• [EXERCISE GOAL] Entries follow. Set all of them down as they stand.

** Start SOURCE DATA **

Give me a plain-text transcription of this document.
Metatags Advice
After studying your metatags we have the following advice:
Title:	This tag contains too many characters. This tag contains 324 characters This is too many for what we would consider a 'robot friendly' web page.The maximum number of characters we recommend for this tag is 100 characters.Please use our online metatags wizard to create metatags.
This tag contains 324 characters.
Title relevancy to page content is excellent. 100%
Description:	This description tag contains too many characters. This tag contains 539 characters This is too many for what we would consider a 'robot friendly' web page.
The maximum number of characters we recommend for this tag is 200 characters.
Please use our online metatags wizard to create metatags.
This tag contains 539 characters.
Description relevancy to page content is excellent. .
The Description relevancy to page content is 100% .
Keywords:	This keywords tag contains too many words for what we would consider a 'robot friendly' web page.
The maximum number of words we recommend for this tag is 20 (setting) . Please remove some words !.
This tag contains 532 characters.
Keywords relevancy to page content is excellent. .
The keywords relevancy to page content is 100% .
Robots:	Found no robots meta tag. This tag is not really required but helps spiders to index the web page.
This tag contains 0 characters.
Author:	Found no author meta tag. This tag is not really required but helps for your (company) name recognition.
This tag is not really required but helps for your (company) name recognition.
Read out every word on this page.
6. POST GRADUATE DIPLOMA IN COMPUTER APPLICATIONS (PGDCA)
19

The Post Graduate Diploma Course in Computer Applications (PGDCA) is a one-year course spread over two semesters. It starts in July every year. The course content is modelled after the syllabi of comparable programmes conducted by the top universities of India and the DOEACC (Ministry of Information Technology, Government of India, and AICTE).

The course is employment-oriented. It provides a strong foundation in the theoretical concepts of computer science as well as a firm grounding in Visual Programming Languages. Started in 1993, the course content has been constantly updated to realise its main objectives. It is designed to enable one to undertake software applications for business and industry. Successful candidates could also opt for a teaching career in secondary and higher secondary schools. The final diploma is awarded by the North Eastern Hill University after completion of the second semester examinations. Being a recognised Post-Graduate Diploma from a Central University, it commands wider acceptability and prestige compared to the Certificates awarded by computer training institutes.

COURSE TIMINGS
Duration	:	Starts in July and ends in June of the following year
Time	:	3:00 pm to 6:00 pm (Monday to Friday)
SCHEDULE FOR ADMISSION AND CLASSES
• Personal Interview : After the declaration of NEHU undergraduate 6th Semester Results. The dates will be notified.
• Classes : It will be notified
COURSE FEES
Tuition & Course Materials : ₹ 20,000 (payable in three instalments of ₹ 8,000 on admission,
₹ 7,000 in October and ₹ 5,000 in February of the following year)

** End SOURCE DATA **

• [ANSWER TO THE EXERCISE]
Give me a plain-text transcription of this document.
Metatags Advice
After studying your metatags we have the following advice:
Title:	This tag contains too many characters. This tag contains 324 characters This is too many for what we would consider a 'robot friendly' web page.The maximum number of characters we recommend for this tag is 100 characters.Please use our online metatags wizard to create metatags.
This tag contains 324 characters.
Title relevancy to page content is excellent. 100%
Description:	This description tag contains too many characters. This tag contains 539 characters This is too many for what we would consider a 'robot friendly' web page.
The maximum number of characters we recommend for this tag is 200 characters.
Please use our online metatags wizard to create metatags.
This tag contains 539 characters.
Description relevancy to page content is excellent. .
The Description relevancy to page content is 100% .
Keywords:	This keywords tag contains too many words for what we would consider a 'robot friendly' web page.
The maximum number of words we recommend for this tag is 20 (setting) . Please remove some words !.
This tag contains 532 characters.
Keywords relevancy to page content is excellent. .
The keywords relevancy to page content is 100% .
Robots:	Found no robots meta tag. This tag is not really required but helps spiders to index the web page.
This tag contains 0 characters.
Author:	Found no author meta tag. This tag is not really required but helps for your (company) name recognition.
This tag is not really required but helps for your (company) name recognition.
Read out every word on this page.
6. POST GRADUATE DIPLOMA IN COMPUTER APPLICATIONS (PGDCA)
19

The Post Graduate Diploma Course in Computer Applications (PGDCA) is a one-year course spread over two semesters. It starts in July every year. The course content is modelled after the syllabi of comparable programmes conducted by the top universities of India and the DOEACC (Ministry of Information Technology, Government of India, and AICTE).

The course is employment-oriented. It provides a strong foundation in the theoretical concepts of computer science as well as a firm grounding in Visual Programming Languages. Started in 1993, the course content has been constantly updated to realise its main objectives. It is designed to enable one to undertake software applications for business and industry. Successful candidates could also opt for a teaching career in secondary and higher secondary schools. The final diploma is awarded by the North Eastern Hill University after completion of the second semester examinations. Being a recognised Post-Graduate Diploma from a Central University, it commands wider acceptability and prestige compared to the Certificates awarded by computer training institutes.

COURSE TIMINGS
Duration	:	Starts in July and ends in June of the following year
Time	:	3:00 pm to 6:00 pm (Monday to Friday)
SCHEDULE FOR ADMISSION AND CLASSES
• Personal Interview : After the declaration of NEHU undergraduate 6th Semester Results. The dates will be notified.
• Classes : It will be notified
COURSE FEES
Tuition & Course Materials : ₹ 20,000 (payable in three instalments of ₹ 8,000 on admission,
₹ 7,000 in October and ₹ 5,000 in February of the following year)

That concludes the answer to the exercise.